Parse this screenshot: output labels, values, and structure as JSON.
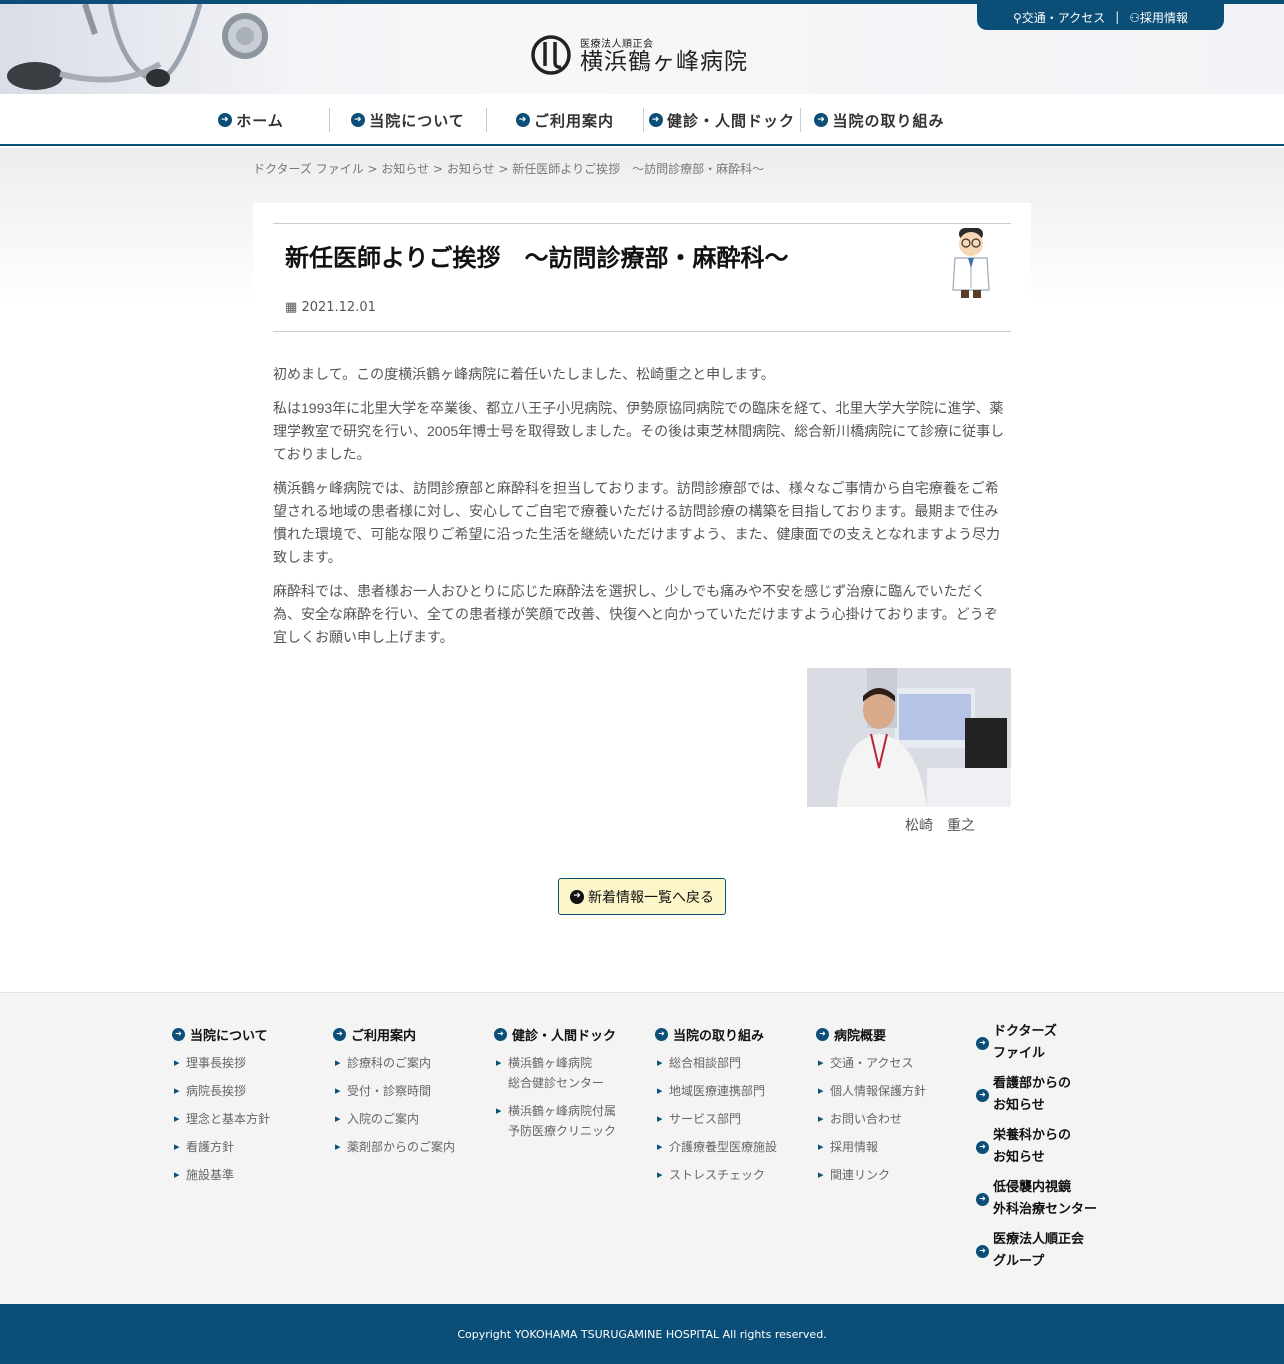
{
  "header": {
    "top_links": {
      "access": "交通・アクセス",
      "separator": "|",
      "recruit": "採用情報"
    },
    "logo": {
      "sub": "医療法人順正会",
      "main": "横浜鶴ヶ峰病院"
    }
  },
  "nav": {
    "items": [
      {
        "label": "ホーム"
      },
      {
        "label": "当院について"
      },
      {
        "label": "ご利用案内"
      },
      {
        "label": "健診・人間ドック"
      },
      {
        "label": "当院の取り組み"
      }
    ]
  },
  "breadcrumb": "ドクターズ ファイル > お知らせ > お知らせ > 新任医師よりご挨拶　～訪問診療部・麻酔科～",
  "article": {
    "title": "新任医師よりご挨拶　～訪問診療部・麻酔科～",
    "date": "2021.12.01",
    "paragraphs": [
      "初めまして。この度横浜鶴ヶ峰病院に着任いたしました、松崎重之と申します。",
      "私は1993年に北里大学を卒業後、都立八王子小児病院、伊勢原協同病院での臨床を経て、北里大学大学院に進学、薬理学教室で研究を行い、2005年博士号を取得致しました。その後は東芝林間病院、総合新川橋病院にて診療に従事しておりました。",
      "横浜鶴ヶ峰病院では、訪問診療部と麻酔科を担当しております。訪問診療部では、様々なご事情から自宅療養をご希望される地域の患者様に対し、安心してご自宅で療養いただける訪問診療の構築を目指しております。最期まで住み慣れた環境で、可能な限りご希望に沿った生活を継続いただけますよう、また、健康面での支えとなれますよう尽力致します。",
      "麻酔科では、患者様お一人おひとりに応じた麻酔法を選択し、少しでも痛みや不安を感じず治療に臨んでいただく為、安全な麻酔を行い、全ての患者様が笑顔で改善、快復へと向かっていただけますよう心掛けております。どうぞ宜しくお願い申し上げます。"
    ],
    "photo_caption": "松崎　重之",
    "back_button": "新着情報一覧へ戻る"
  },
  "footer": {
    "columns": [
      {
        "heading": "当院について",
        "items": [
          "理事長挨拶",
          "病院長挨拶",
          "理念と基本方針",
          "看護方針",
          "施設基準"
        ]
      },
      {
        "heading": "ご利用案内",
        "items": [
          "診療科のご案内",
          "受付・診察時間",
          "入院のご案内",
          "薬剤部からのご案内"
        ]
      },
      {
        "heading": "健診・人間ドック",
        "items": [
          "横浜鶴ヶ峰病院\n総合健診センター",
          "横浜鶴ヶ峰病院付属\n予防医療クリニック"
        ]
      },
      {
        "heading": "当院の取り組み",
        "items": [
          "総合相談部門",
          "地域医療連携部門",
          "サービス部門",
          "介護療養型医療施設",
          "ストレスチェック"
        ]
      },
      {
        "heading": "病院概要",
        "items": [
          "交通・アクセス",
          "個人情報保護方針",
          "お問い合わせ",
          "採用情報",
          "関連リンク"
        ]
      }
    ],
    "side_links": [
      "ドクターズ\nファイル",
      "看護部からの\nお知らせ",
      "栄養科からの\nお知らせ",
      "低侵襲内視鏡\n外科治療センター",
      "医療法人順正会\nグループ"
    ],
    "copyright": "Copyright YOKOHAMA TSURUGAMINE HOSPITAL All rights reserved."
  },
  "colors": {
    "brand": "#0b4f78",
    "button_bg": "#fdf6c8"
  },
  "icons": {
    "nav": "circle-arrow-right-icon",
    "date": "calendar-icon",
    "access": "map-pin-icon",
    "recruit": "people-icon"
  }
}
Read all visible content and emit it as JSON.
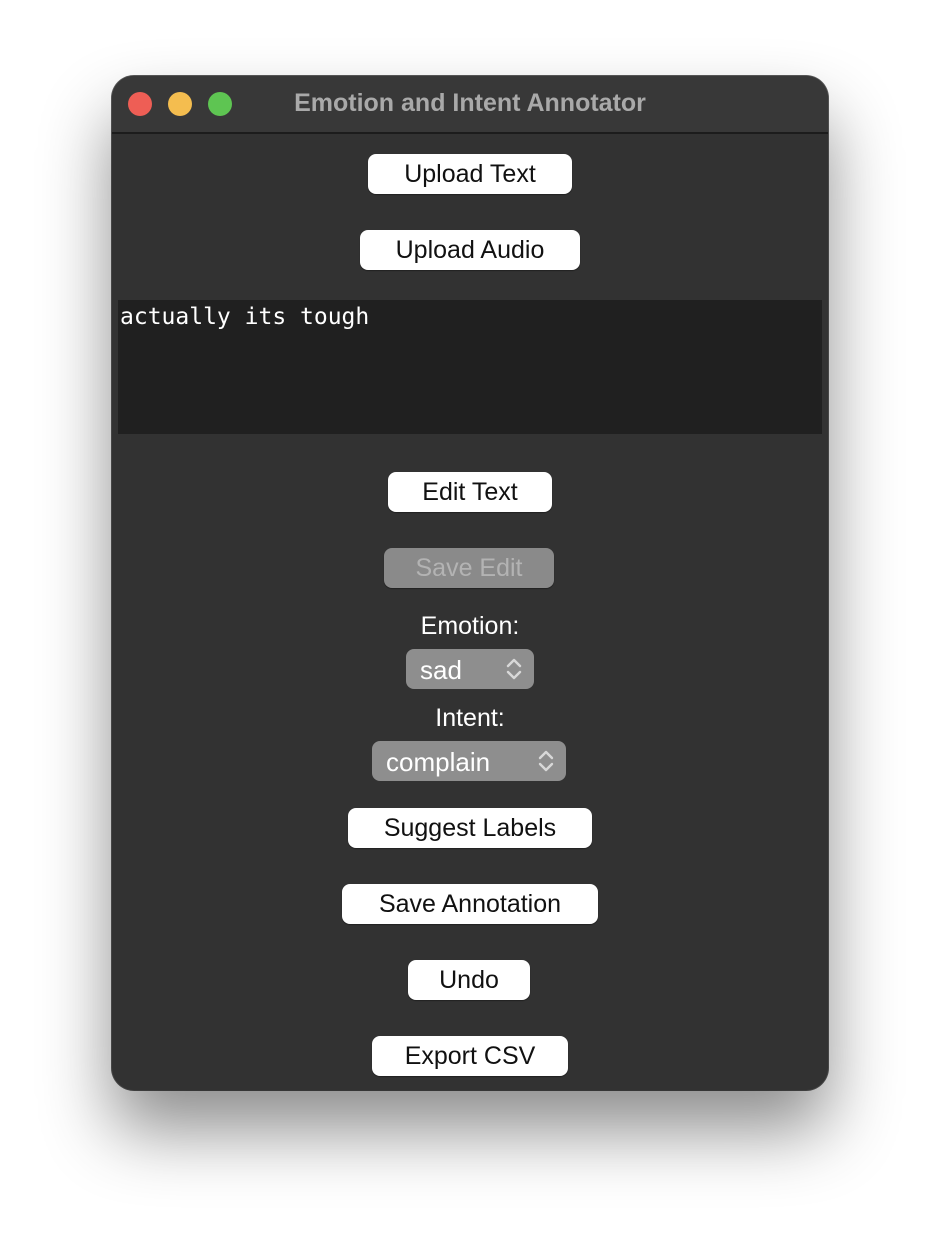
{
  "window": {
    "title": "Emotion and Intent Annotator"
  },
  "buttons": {
    "upload_text": "Upload Text",
    "upload_audio": "Upload Audio",
    "edit_text": "Edit Text",
    "save_edit": "Save Edit",
    "suggest_labels": "Suggest Labels",
    "save_annotation": "Save Annotation",
    "undo": "Undo",
    "export_csv": "Export CSV"
  },
  "text_area": {
    "content": "actually its tough"
  },
  "emotion": {
    "label": "Emotion:",
    "selected": "sad"
  },
  "intent": {
    "label": "Intent:",
    "selected": "complain"
  },
  "colors": {
    "window_bg": "#323232",
    "close": "#ee5e55",
    "minimize": "#f4bd4f",
    "maximize": "#5ec552"
  }
}
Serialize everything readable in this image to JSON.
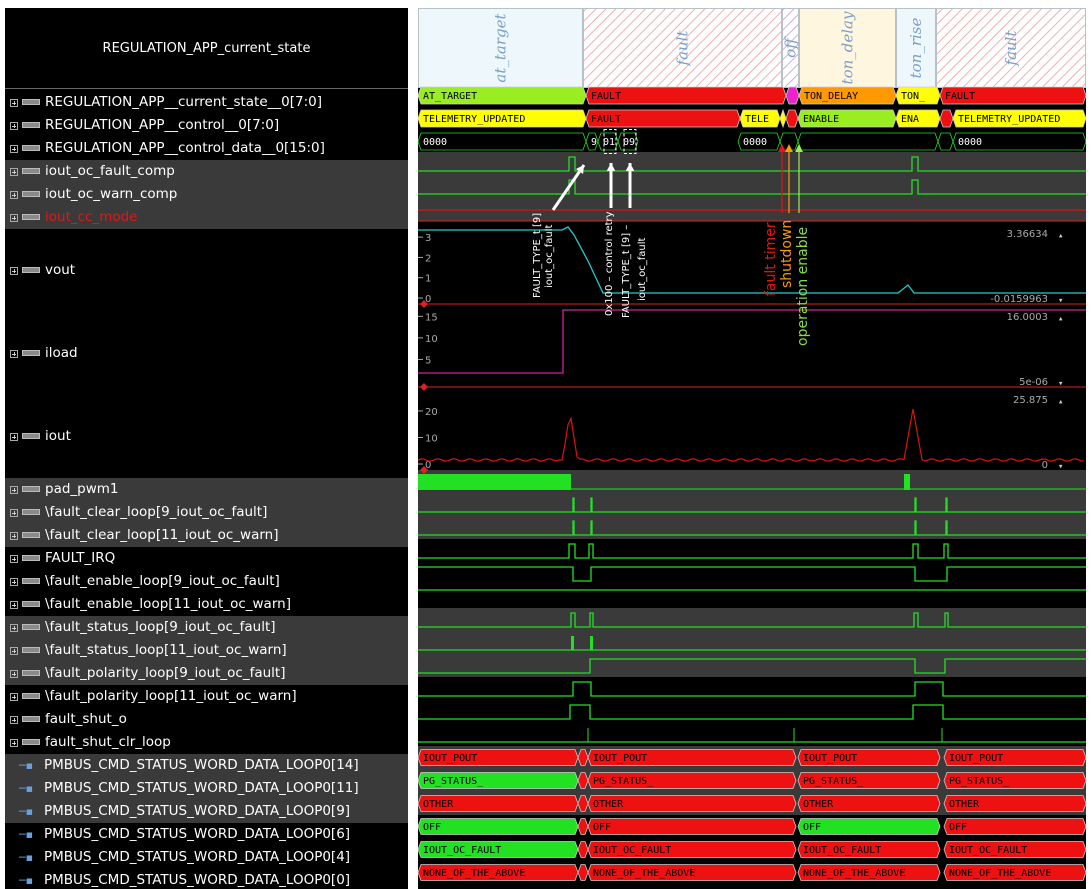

* WHAT YOU ARE ASKED TO DO *
Without including any pictures, output all the entries above exactly.

* ANSWER BELOW *
Parse this screenshot: output labels, values, and structure as JSON.
{
  "header": {
    "top_links": {
      "access": "交通・アクセス",
      "separator": "|",
      "recruit": "採用情報"
    },
    "logo": {
      "sub": "医療法人順正会",
      "main": "横浜鶴ヶ峰病院"
    }
  },
  "nav": {
    "items": [
      {
        "label": "ホーム"
      },
      {
        "label": "当院について"
      },
      {
        "label": "ご利用案内"
      },
      {
        "label": "健診・人間ドック"
      },
      {
        "label": "当院の取り組み"
      }
    ]
  },
  "breadcrumb": "ドクターズ ファイル > お知らせ > お知らせ > 新任医師よりご挨拶　～訪問診療部・麻酔科～",
  "article": {
    "title": "新任医師よりご挨拶　～訪問診療部・麻酔科～",
    "date": "2021.12.01",
    "paragraphs": [
      "初めまして。この度横浜鶴ヶ峰病院に着任いたしました、松崎重之と申します。",
      "私は1993年に北里大学を卒業後、都立八王子小児病院、伊勢原協同病院での臨床を経て、北里大学大学院に進学、薬理学教室で研究を行い、2005年博士号を取得致しました。その後は東芝林間病院、総合新川橋病院にて診療に従事しておりました。",
      "横浜鶴ヶ峰病院では、訪問診療部と麻酔科を担当しております。訪問診療部では、様々なご事情から自宅療養をご希望される地域の患者様に対し、安心してご自宅で療養いただける訪問診療の構築を目指しております。最期まで住み慣れた環境で、可能な限りご希望に沿った生活を継続いただけますよう、また、健康面での支えとなれますよう尽力致します。",
      "麻酔科では、患者様お一人おひとりに応じた麻酔法を選択し、少しでも痛みや不安を感じず治療に臨んでいただく為、安全な麻酔を行い、全ての患者様が笑顔で改善、快復へと向かっていただけますよう心掛けております。どうぞ宜しくお願い申し上げます。"
    ],
    "photo_caption": "松崎　重之",
    "back_button": "新着情報一覧へ戻る"
  },
  "footer": {
    "columns": [
      {
        "heading": "当院について",
        "items": [
          "理事長挨拶",
          "病院長挨拶",
          "理念と基本方針",
          "看護方針",
          "施設基準"
        ]
      },
      {
        "heading": "ご利用案内",
        "items": [
          "診療科のご案内",
          "受付・診察時間",
          "入院のご案内",
          "薬剤部からのご案内"
        ]
      },
      {
        "heading": "健診・人間ドック",
        "items": [
          "横浜鶴ヶ峰病院\n総合健診センター",
          "横浜鶴ヶ峰病院付属\n予防医療クリニック"
        ]
      },
      {
        "heading": "当院の取り組み",
        "items": [
          "総合相談部門",
          "地域医療連携部門",
          "サービス部門",
          "介護療養型医療施設",
          "ストレスチェック"
        ]
      },
      {
        "heading": "病院概要",
        "items": [
          "交通・アクセス",
          "個人情報保護方針",
          "お問い合わせ",
          "採用情報",
          "関連リンク"
        ]
      }
    ],
    "side_links": [
      "ドクターズ\nファイル",
      "看護部からの\nお知らせ",
      "栄養科からの\nお知らせ",
      "低侵襲内視鏡\n外科治療センター",
      "医療法人順正会\nグループ"
    ],
    "copyright": "Copyright YOKOHAMA TSURUGAMINE HOSPITAL All rights reserved."
  },
  "colors": {
    "brand": "#0b4f78",
    "button_bg": "#fdf6c8"
  },
  "icons": {
    "nav": "circle-arrow-right-icon",
    "date": "calendar-icon",
    "access": "map-pin-icon",
    "recruit": "people-icon"
  }
}
Read all visible content and emit it as JSON.
{
  "window": {
    "title": "Emotion and Intent Annotator"
  },
  "buttons": {
    "upload_text": "Upload Text",
    "upload_audio": "Upload Audio",
    "edit_text": "Edit Text",
    "save_edit": "Save Edit",
    "suggest_labels": "Suggest Labels",
    "save_annotation": "Save Annotation",
    "undo": "Undo",
    "export_csv": "Export CSV"
  },
  "text_area": {
    "content": "actually its tough"
  },
  "emotion": {
    "label": "Emotion:",
    "selected": "sad"
  },
  "intent": {
    "label": "Intent:",
    "selected": "complain"
  },
  "colors": {
    "window_bg": "#323232",
    "close": "#ee5e55",
    "minimize": "#f4bd4f",
    "maximize": "#5ec552"
  }
}
Serialize everything readable in this image to JSON.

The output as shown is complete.